Testo fornito:
####################

La recente manovra amministrativa della giunta provinciale solleva interrogativi profondi sulla gestione delle risorse e sulla relazione tra ente di governo locale e comuni, in particolare quelli ad alta vocazione turistica.
Attraverso un meccanismo apparentemente tecnico, una disposizione contenuta nelle nuove linee guida per il finanziamento comunale, si sta intaccando un diritto precedentemente riconosciuto ai comuni: la possibilità di trattenere il 10% della tassa di soggiorno.
Questa somma, destinata a compensare le crescenti pressioni esercitate dal turismo, viene ora sottratta direttamente dal finanziamento comunale, configurando, secondo i Verdi, una sorta di “retromarcia” su una concessione ottenuta a caro prezzo.
La questione non è meramente contabile, ma tocca il cuore della sostenibilità e della vitalità di territori fortemente dipendenti dal turismo.
I comuni, soprattutto quelli definiti “hot-spot” per l’ingente flusso di visitatori, si trovano a fronteggiare sfide complesse: garantire infrastrutture adeguate, assicurare l’erogazione di servizi essenziali come l’acqua potabile, gestire la raccolta e lo smaltimento dei rifiuti, mantenere efficienti sistemi di mobilità.

####################

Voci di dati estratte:
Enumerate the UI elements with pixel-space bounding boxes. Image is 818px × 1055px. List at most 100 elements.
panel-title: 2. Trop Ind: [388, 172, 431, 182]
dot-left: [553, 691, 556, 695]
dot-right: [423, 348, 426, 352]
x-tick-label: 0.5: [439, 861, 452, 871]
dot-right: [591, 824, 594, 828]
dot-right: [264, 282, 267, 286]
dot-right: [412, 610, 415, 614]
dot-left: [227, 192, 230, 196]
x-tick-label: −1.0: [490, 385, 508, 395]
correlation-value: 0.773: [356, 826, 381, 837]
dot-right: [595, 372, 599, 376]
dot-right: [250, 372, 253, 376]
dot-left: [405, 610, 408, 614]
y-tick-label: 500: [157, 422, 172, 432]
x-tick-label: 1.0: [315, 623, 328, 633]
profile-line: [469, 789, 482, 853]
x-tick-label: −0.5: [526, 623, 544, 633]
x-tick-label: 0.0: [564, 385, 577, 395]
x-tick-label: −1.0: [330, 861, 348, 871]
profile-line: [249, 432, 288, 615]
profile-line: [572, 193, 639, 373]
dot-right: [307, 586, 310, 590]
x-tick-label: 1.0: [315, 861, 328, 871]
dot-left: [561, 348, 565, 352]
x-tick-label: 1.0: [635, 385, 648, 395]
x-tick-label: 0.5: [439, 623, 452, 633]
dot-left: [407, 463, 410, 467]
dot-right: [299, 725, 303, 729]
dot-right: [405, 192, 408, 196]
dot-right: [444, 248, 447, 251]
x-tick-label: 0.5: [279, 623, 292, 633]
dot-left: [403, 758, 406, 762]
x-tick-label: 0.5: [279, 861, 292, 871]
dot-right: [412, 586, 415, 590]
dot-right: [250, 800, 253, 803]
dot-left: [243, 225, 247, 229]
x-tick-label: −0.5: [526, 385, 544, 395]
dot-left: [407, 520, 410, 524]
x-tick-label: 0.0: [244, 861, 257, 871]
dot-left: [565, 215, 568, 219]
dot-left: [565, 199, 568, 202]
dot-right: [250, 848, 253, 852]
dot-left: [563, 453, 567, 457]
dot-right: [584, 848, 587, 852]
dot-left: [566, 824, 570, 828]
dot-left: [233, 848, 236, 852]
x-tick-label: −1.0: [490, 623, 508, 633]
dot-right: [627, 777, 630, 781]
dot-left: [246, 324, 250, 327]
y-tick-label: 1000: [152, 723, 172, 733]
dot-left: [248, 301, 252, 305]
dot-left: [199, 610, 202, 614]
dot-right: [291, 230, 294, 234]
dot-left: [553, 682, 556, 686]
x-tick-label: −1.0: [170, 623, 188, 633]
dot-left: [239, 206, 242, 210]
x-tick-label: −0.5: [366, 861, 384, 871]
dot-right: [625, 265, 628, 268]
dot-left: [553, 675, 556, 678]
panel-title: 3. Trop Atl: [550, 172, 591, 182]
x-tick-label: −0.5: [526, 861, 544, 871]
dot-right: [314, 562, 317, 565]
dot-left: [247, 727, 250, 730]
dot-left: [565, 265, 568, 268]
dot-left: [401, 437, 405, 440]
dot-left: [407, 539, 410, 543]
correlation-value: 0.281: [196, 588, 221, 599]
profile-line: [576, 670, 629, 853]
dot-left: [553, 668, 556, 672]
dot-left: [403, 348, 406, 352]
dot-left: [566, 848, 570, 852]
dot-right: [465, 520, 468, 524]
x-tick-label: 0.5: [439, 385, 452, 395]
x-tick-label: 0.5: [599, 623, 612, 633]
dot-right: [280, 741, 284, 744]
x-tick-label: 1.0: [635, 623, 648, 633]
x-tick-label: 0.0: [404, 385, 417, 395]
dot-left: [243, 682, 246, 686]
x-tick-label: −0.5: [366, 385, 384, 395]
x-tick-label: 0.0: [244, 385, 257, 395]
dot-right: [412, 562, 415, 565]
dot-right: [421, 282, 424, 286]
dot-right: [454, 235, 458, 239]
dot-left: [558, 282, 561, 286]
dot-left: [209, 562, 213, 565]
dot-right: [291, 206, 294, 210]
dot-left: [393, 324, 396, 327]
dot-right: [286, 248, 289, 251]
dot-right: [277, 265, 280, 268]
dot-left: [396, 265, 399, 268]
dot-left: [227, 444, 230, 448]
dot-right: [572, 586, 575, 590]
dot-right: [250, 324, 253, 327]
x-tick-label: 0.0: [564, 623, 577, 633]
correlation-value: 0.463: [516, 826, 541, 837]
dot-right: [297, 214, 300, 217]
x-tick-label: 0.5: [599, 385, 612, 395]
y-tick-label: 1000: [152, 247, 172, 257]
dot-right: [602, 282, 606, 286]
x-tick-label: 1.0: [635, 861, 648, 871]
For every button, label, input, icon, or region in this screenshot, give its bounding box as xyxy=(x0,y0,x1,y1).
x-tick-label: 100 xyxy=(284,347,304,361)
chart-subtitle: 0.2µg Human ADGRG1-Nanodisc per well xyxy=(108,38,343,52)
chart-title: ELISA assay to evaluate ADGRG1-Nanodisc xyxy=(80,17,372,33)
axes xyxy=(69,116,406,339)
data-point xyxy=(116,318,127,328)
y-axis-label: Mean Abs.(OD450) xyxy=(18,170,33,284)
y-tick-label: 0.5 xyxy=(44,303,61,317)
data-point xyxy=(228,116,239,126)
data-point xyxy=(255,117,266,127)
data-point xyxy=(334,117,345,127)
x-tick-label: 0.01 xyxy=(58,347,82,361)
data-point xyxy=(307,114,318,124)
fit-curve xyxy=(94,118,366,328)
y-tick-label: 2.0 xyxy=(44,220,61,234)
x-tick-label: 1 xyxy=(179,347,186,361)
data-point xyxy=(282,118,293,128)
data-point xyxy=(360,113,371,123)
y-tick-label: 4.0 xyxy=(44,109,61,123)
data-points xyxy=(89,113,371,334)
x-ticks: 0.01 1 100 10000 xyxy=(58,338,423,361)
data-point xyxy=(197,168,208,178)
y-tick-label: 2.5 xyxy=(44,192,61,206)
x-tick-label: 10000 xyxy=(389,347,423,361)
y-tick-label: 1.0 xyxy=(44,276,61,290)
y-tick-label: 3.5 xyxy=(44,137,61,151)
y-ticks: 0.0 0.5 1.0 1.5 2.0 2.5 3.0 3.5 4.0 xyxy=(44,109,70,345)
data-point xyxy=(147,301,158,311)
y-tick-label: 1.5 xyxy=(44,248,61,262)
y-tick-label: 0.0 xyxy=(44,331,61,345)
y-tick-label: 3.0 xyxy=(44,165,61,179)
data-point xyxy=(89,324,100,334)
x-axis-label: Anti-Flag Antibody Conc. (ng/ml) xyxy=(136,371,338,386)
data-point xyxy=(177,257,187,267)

####################

Attività da svolgere:
1. Secondo il testo sulla tassa di soggiorno, quale quota di questa tassa era stata riconosciuta ai comuni come diritto di trattenuta?
2. Riscrivi sotto forma di elenco il paragrafo del testo sulla tassa di soggiorno che inizia con "I comuni, soprattutto quelli definiti", mantenendone le informazioni principali.
3. Restituisci senza modifiche il brano del testo sulla tassa di soggiorno cominciando da "Attraverso un meccanismo" e terminando con "a caro prezzo.".

Soluzioni degli esercizi:
1. Il 10% della tassa di soggiorno.

2.
I comuni, soprattutto gli "hot-spot" con un ingente flusso di visitatori, affrontano sfide complesse:
- garantire infrastrutture adeguate;
- assicurare servizi essenziali come l'acqua potabile;
- gestire la raccolta e lo smaltimento dei rifiuti;
- mantenere efficienti i sistemi di mobilità.

3.
Attraverso un meccanismo apparentemente tecnico, una disposizione contenuta nelle nuove linee guida per il finanziamento comunale, si sta intaccando un diritto precedentemente riconosciuto ai comuni: la possibilità di trattenere il 10% della tassa di soggiorno.
Questa somma, destinata a compensare le crescenti pressioni esercitate dal turismo, viene ora sottratta direttamente dal finanziamento comunale, configurando, secondo i Verdi, una sorta di “retromarcia” su una concessione ottenuta a caro prezzo.